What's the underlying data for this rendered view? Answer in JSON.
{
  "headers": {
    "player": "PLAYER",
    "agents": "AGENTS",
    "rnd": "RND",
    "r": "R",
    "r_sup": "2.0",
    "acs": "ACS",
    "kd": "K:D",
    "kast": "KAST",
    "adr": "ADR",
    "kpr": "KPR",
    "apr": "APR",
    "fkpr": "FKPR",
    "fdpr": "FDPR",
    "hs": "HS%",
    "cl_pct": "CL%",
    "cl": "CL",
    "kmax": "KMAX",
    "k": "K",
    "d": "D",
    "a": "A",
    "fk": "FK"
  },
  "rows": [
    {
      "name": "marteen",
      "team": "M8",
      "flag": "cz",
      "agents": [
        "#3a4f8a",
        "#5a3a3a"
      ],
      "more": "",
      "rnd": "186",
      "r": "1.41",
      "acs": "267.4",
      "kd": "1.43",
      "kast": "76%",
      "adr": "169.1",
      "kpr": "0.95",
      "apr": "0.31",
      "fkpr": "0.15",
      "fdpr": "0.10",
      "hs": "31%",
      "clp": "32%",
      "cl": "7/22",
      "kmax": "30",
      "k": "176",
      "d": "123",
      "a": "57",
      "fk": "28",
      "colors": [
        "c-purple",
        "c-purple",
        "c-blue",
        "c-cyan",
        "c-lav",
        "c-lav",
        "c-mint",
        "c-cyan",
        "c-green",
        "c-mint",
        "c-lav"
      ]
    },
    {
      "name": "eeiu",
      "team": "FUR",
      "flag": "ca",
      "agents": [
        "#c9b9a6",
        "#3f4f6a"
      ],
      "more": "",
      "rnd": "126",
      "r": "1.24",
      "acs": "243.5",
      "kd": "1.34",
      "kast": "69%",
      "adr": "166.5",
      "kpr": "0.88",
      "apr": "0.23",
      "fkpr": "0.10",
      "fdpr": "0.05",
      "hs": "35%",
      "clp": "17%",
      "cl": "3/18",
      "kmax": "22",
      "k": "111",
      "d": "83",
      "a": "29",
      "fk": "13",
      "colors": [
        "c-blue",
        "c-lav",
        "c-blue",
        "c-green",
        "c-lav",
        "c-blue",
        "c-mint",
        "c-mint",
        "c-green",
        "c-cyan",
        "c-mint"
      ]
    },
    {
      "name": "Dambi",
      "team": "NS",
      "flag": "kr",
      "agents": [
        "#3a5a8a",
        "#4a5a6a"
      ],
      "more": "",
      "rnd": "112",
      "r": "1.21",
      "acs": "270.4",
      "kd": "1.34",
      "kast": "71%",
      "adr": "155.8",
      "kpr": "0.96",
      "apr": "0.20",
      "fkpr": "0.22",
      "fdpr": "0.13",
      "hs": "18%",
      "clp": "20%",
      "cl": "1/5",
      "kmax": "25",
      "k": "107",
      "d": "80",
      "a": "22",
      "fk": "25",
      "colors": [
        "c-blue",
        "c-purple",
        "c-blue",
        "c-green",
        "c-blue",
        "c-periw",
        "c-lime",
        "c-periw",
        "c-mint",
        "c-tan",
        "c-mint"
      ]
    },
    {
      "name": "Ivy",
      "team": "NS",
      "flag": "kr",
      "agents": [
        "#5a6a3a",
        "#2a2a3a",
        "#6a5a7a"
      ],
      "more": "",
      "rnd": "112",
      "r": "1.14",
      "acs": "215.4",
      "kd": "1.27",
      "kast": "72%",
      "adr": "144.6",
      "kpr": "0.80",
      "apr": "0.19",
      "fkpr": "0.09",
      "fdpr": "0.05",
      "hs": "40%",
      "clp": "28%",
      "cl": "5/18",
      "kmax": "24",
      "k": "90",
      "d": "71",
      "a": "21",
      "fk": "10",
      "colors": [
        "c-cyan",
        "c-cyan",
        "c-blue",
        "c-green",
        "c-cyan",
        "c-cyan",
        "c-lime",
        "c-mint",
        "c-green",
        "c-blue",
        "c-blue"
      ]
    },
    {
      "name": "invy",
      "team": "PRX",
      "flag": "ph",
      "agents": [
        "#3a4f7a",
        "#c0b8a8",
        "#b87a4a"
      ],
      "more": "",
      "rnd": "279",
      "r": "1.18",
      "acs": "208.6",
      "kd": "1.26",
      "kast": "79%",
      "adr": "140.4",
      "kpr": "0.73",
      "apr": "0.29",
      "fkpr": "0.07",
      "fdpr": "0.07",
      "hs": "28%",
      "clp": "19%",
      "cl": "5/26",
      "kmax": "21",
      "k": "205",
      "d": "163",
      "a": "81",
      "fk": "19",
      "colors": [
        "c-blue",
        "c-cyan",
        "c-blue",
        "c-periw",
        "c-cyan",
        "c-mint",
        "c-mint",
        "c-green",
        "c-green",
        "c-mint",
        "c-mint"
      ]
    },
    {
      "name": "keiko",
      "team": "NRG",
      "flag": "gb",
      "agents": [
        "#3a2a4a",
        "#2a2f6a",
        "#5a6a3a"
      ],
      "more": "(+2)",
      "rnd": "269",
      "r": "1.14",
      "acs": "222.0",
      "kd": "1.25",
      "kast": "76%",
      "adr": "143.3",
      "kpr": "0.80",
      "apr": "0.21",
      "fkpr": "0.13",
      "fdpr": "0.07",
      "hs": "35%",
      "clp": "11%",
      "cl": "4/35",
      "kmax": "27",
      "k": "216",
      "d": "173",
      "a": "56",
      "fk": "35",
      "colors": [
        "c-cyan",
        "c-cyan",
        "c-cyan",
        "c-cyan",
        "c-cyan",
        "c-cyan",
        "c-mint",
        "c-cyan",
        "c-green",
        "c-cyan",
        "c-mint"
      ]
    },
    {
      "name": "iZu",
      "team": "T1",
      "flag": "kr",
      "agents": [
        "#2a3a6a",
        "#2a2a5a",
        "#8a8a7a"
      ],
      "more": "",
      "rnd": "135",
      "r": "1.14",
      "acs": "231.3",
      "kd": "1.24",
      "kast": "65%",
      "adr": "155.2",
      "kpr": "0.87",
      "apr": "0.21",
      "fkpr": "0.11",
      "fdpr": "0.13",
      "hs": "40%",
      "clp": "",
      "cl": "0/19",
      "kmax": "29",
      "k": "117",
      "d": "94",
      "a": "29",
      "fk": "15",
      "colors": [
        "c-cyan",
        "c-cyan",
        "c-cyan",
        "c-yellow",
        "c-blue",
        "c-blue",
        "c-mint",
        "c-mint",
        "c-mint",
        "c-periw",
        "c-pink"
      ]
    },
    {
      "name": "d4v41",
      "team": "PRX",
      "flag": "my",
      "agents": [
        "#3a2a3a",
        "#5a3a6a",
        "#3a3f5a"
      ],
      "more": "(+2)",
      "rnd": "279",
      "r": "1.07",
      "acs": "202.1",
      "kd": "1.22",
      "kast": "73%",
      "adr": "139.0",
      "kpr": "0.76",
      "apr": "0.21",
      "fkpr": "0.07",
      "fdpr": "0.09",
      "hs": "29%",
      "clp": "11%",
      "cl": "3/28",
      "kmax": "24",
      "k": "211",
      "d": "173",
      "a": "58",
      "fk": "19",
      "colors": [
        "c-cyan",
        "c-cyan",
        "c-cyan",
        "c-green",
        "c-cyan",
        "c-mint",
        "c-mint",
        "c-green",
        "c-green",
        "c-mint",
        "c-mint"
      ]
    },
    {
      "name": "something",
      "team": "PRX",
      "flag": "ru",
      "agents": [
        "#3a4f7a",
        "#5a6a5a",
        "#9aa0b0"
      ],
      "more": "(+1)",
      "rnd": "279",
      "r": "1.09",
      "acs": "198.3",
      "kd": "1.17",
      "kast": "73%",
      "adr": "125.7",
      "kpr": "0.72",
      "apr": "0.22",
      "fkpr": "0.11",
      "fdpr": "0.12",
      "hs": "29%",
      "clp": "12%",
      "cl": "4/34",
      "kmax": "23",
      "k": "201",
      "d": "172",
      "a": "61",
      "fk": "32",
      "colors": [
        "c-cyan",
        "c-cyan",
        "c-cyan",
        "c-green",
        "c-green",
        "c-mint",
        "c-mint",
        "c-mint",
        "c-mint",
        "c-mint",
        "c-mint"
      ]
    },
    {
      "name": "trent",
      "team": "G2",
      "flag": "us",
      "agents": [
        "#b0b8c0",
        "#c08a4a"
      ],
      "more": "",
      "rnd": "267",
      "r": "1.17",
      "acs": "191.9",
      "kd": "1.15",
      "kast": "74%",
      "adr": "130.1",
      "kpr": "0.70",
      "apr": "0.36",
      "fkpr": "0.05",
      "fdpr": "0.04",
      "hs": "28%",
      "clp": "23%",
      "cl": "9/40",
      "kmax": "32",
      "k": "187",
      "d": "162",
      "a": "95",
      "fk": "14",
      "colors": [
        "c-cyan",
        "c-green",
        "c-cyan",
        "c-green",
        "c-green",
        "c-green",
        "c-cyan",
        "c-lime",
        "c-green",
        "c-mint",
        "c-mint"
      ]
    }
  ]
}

# # # # #

### [Exercise requirements]
Within the records above, how many lines include the word "fkpr"? State the number by itself.

### [Answer to this problem]
11